_CHALLENGE_:
Wherever the string "What" occurs in a line of these records, report that line.
= = = =
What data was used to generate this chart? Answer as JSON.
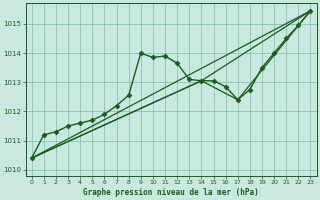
{
  "background_color": "#c8e8e0",
  "plot_bg_color": "#c8e8e0",
  "line_color": "#1a5c1a",
  "grid_color": "#7dbfaa",
  "text_color": "#1a5c1a",
  "xlabel": "Graphe pression niveau de la mer (hPa)",
  "ylim": [
    1009.8,
    1015.7
  ],
  "xlim": [
    -0.5,
    23.5
  ],
  "yticks": [
    1010,
    1011,
    1012,
    1013,
    1014,
    1015
  ],
  "xticks": [
    0,
    1,
    2,
    3,
    4,
    5,
    6,
    7,
    8,
    9,
    10,
    11,
    12,
    13,
    14,
    15,
    16,
    17,
    18,
    19,
    20,
    21,
    22,
    23
  ],
  "series": [
    {
      "x": [
        0,
        1,
        2,
        3,
        4,
        5,
        6,
        7,
        8,
        9,
        10,
        11,
        12,
        13,
        14,
        15,
        16,
        17,
        18,
        19,
        20,
        21,
        22,
        23
      ],
      "y": [
        1010.4,
        1011.2,
        1011.3,
        1011.5,
        1011.6,
        1011.7,
        1011.9,
        1012.2,
        1012.55,
        1014.0,
        1013.85,
        1013.9,
        1013.65,
        1013.1,
        1013.05,
        1013.05,
        1012.85,
        1012.4,
        1012.75,
        1013.5,
        1014.0,
        1014.5,
        1014.95,
        1015.45
      ],
      "marker": "D",
      "markersize": 2.5,
      "linewidth": 1.0
    },
    {
      "x": [
        0,
        23
      ],
      "y": [
        1010.4,
        1015.45
      ],
      "marker": null,
      "linewidth": 0.9
    },
    {
      "x": [
        0,
        14,
        23
      ],
      "y": [
        1010.4,
        1013.05,
        1015.45
      ],
      "marker": null,
      "linewidth": 0.9
    },
    {
      "x": [
        0,
        14,
        17,
        23
      ],
      "y": [
        1010.4,
        1013.05,
        1012.4,
        1015.45
      ],
      "marker": null,
      "linewidth": 0.9
    }
  ]
}
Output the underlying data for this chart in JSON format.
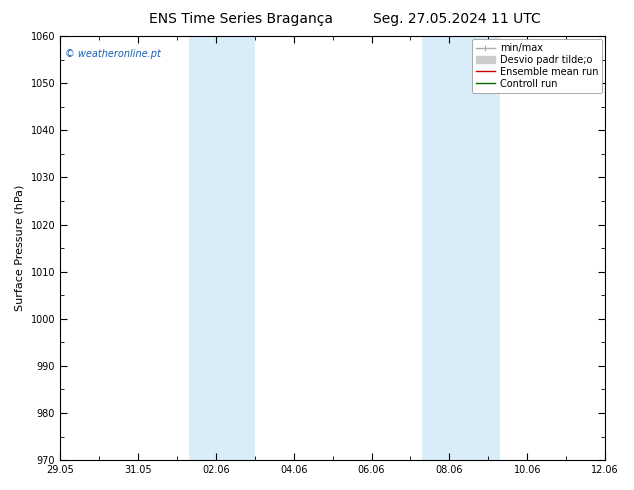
{
  "title_left": "ENS Time Series Bragança",
  "title_right": "Seg. 27.05.2024 11 UTC",
  "ylabel": "Surface Pressure (hPa)",
  "ylim": [
    970,
    1060
  ],
  "yticks": [
    970,
    980,
    990,
    1000,
    1010,
    1020,
    1030,
    1040,
    1050,
    1060
  ],
  "x_tick_labels": [
    "29.05",
    "31.05",
    "02.06",
    "04.06",
    "06.06",
    "08.06",
    "10.06",
    "12.06"
  ],
  "x_tick_positions": [
    0,
    2,
    4,
    6,
    8,
    10,
    12,
    14
  ],
  "xlim": [
    0,
    14
  ],
  "shaded_bands": [
    {
      "xstart": 3.3,
      "xend": 5.0
    },
    {
      "xstart": 9.3,
      "xend": 11.3
    }
  ],
  "shaded_color": "#d8edf8",
  "watermark": "© weatheronline.pt",
  "watermark_color": "#1a5fb4",
  "background_color": "#ffffff",
  "plot_bg_color": "#ffffff",
  "border_color": "#000000",
  "legend_entries": [
    {
      "label": "min/max",
      "color": "#aaaaaa",
      "lw": 1.0
    },
    {
      "label": "Desvio padr tilde;o",
      "color": "#cccccc",
      "lw": 5
    },
    {
      "label": "Ensemble mean run",
      "color": "#cc0000",
      "lw": 1.0
    },
    {
      "label": "Controll run",
      "color": "#006600",
      "lw": 1.0
    }
  ],
  "title_fontsize": 10,
  "tick_fontsize": 7,
  "label_fontsize": 8,
  "watermark_fontsize": 7,
  "legend_fontsize": 7
}
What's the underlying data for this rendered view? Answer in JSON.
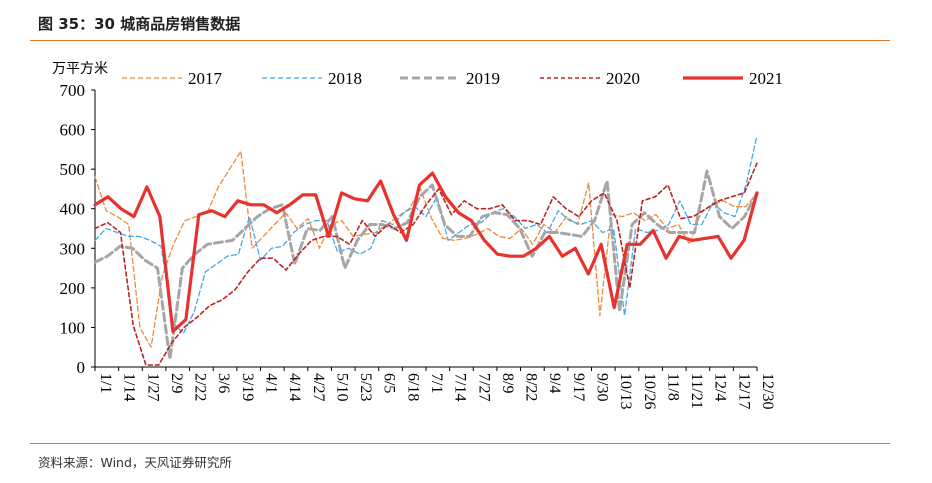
= = = =
_SOLUTION BELOW_:
What data was used to generate this chart? Answer as JSON.
What's the underlying data for this rendered view? Answer in JSON.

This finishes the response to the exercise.